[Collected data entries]
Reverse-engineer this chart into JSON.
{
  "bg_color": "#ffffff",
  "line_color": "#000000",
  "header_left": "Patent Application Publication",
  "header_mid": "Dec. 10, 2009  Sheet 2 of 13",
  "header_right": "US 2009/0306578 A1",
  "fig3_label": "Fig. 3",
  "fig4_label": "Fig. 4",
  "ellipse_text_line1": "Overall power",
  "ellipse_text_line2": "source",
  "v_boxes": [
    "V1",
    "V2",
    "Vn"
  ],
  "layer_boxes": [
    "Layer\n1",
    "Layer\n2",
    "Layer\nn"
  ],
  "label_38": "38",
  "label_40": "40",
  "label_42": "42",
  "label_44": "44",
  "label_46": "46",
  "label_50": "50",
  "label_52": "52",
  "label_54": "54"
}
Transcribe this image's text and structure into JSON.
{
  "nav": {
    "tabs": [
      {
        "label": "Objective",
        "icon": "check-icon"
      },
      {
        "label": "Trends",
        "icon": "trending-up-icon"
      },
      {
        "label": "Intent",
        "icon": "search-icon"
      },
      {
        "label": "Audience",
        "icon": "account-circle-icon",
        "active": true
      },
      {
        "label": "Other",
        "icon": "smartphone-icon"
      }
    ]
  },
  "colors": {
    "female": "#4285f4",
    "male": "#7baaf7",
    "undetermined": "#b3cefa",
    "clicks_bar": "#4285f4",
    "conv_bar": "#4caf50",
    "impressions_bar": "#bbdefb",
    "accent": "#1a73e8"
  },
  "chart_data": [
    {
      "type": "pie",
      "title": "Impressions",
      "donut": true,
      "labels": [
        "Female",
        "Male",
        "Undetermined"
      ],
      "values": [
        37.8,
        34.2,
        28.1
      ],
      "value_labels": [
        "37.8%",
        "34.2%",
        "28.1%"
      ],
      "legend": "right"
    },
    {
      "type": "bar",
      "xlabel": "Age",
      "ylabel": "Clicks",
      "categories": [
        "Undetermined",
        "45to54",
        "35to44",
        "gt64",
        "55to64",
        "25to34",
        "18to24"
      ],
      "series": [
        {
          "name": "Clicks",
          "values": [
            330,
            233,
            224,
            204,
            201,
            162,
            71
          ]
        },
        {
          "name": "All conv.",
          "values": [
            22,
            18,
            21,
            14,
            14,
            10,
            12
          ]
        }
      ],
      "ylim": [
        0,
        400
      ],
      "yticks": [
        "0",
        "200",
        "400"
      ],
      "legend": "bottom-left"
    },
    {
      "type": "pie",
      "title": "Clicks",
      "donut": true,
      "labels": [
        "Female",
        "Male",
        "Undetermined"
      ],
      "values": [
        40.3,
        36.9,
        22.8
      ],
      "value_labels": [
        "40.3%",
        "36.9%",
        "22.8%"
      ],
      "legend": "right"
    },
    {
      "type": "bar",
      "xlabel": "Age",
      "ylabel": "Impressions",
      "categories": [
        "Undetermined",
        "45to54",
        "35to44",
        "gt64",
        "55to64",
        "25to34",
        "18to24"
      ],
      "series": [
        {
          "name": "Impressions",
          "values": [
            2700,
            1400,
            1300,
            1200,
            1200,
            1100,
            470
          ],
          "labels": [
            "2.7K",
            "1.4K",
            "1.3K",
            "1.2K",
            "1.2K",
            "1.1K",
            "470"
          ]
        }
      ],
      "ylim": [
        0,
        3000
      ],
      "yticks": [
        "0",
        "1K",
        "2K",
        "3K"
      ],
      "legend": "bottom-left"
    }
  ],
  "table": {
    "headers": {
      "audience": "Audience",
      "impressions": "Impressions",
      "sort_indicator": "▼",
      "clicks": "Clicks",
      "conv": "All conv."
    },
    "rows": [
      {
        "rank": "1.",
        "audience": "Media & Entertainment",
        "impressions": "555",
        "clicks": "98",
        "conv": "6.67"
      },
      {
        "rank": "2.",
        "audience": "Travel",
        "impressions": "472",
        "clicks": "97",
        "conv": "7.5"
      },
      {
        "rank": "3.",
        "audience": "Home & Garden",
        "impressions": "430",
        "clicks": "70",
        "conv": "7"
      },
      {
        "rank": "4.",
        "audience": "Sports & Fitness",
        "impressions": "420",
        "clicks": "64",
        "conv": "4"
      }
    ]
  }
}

• **Work to be completed**: Repeat the material above in full, exactly as it stands.

• **Task output**:
Reverse-engineer this chart into JSON.
{
  "bg_color": "#ffffff",
  "line_color": "#000000",
  "header_left": "Patent Application Publication",
  "header_mid": "Dec. 10, 2009  Sheet 2 of 13",
  "header_right": "US 2009/0306578 A1",
  "fig3_label": "Fig. 3",
  "fig4_label": "Fig. 4",
  "ellipse_text_line1": "Overall power",
  "ellipse_text_line2": "source",
  "v_boxes": [
    "V1",
    "V2",
    "Vn"
  ],
  "layer_boxes": [
    "Layer\n1",
    "Layer\n2",
    "Layer\nn"
  ],
  "label_38": "38",
  "label_40": "40",
  "label_42": "42",
  "label_44": "44",
  "label_46": "46",
  "label_50": "50",
  "label_52": "52",
  "label_54": "54"
}
Transcribe this image's text and structure into JSON.
{
  "nav": {
    "tabs": [
      {
        "label": "Objective",
        "icon": "check-icon"
      },
      {
        "label": "Trends",
        "icon": "trending-up-icon"
      },
      {
        "label": "Intent",
        "icon": "search-icon"
      },
      {
        "label": "Audience",
        "icon": "account-circle-icon",
        "active": true
      },
      {
        "label": "Other",
        "icon": "smartphone-icon"
      }
    ]
  },
  "colors": {
    "female": "#4285f4",
    "male": "#7baaf7",
    "undetermined": "#b3cefa",
    "clicks_bar": "#4285f4",
    "conv_bar": "#4caf50",
    "impressions_bar": "#bbdefb",
    "accent": "#1a73e8"
  },
  "chart_data": [
    {
      "type": "pie",
      "title": "Impressions",
      "donut": true,
      "labels": [
        "Female",
        "Male",
        "Undetermined"
      ],
      "values": [
        37.8,
        34.2,
        28.1
      ],
      "value_labels": [
        "37.8%",
        "34.2%",
        "28.1%"
      ],
      "legend": "right"
    },
    {
      "type": "bar",
      "xlabel": "Age",
      "ylabel": "Clicks",
      "categories": [
        "Undetermined",
        "45to54",
        "35to44",
        "gt64",
        "55to64",
        "25to34",
        "18to24"
      ],
      "series": [
        {
          "name": "Clicks",
          "values": [
            330,
            233,
            224,
            204,
            201,
            162,
            71
          ]
        },
        {
          "name": "All conv.",
          "values": [
            22,
            18,
            21,
            14,
            14,
            10,
            12
          ]
        }
      ],
      "ylim": [
        0,
        400
      ],
      "yticks": [
        "0",
        "200",
        "400"
      ],
      "legend": "bottom-left"
    },
    {
      "type": "pie",
      "title": "Clicks",
      "donut": true,
      "labels": [
        "Female",
        "Male",
        "Undetermined"
      ],
      "values": [
        40.3,
        36.9,
        22.8
      ],
      "value_labels": [
        "40.3%",
        "36.9%",
        "22.8%"
      ],
      "legend": "right"
    },
    {
      "type": "bar",
      "xlabel": "Age",
      "ylabel": "Impressions",
      "categories": [
        "Undetermined",
        "45to54",
        "35to44",
        "gt64",
        "55to64",
        "25to34",
        "18to24"
      ],
      "series": [
        {
          "name": "Impressions",
          "values": [
            2700,
            1400,
            1300,
            1200,
            1200,
            1100,
            470
          ],
          "labels": [
            "2.7K",
            "1.4K",
            "1.3K",
            "1.2K",
            "1.2K",
            "1.1K",
            "470"
          ]
        }
      ],
      "ylim": [
        0,
        3000
      ],
      "yticks": [
        "0",
        "1K",
        "2K",
        "3K"
      ],
      "legend": "bottom-left"
    }
  ],
  "table": {
    "headers": {
      "audience": "Audience",
      "impressions": "Impressions",
      "sort_indicator": "▼",
      "clicks": "Clicks",
      "conv": "All conv."
    },
    "rows": [
      {
        "rank": "1.",
        "audience": "Media & Entertainment",
        "impressions": "555",
        "clicks": "98",
        "conv": "6.67"
      },
      {
        "rank": "2.",
        "audience": "Travel",
        "impressions": "472",
        "clicks": "97",
        "conv": "7.5"
      },
      {
        "rank": "3.",
        "audience": "Home & Garden",
        "impressions": "430",
        "clicks": "70",
        "conv": "7"
      },
      {
        "rank": "4.",
        "audience": "Sports & Fitness",
        "impressions": "420",
        "clicks": "64",
        "conv": "4"
      }
    ]
  }
}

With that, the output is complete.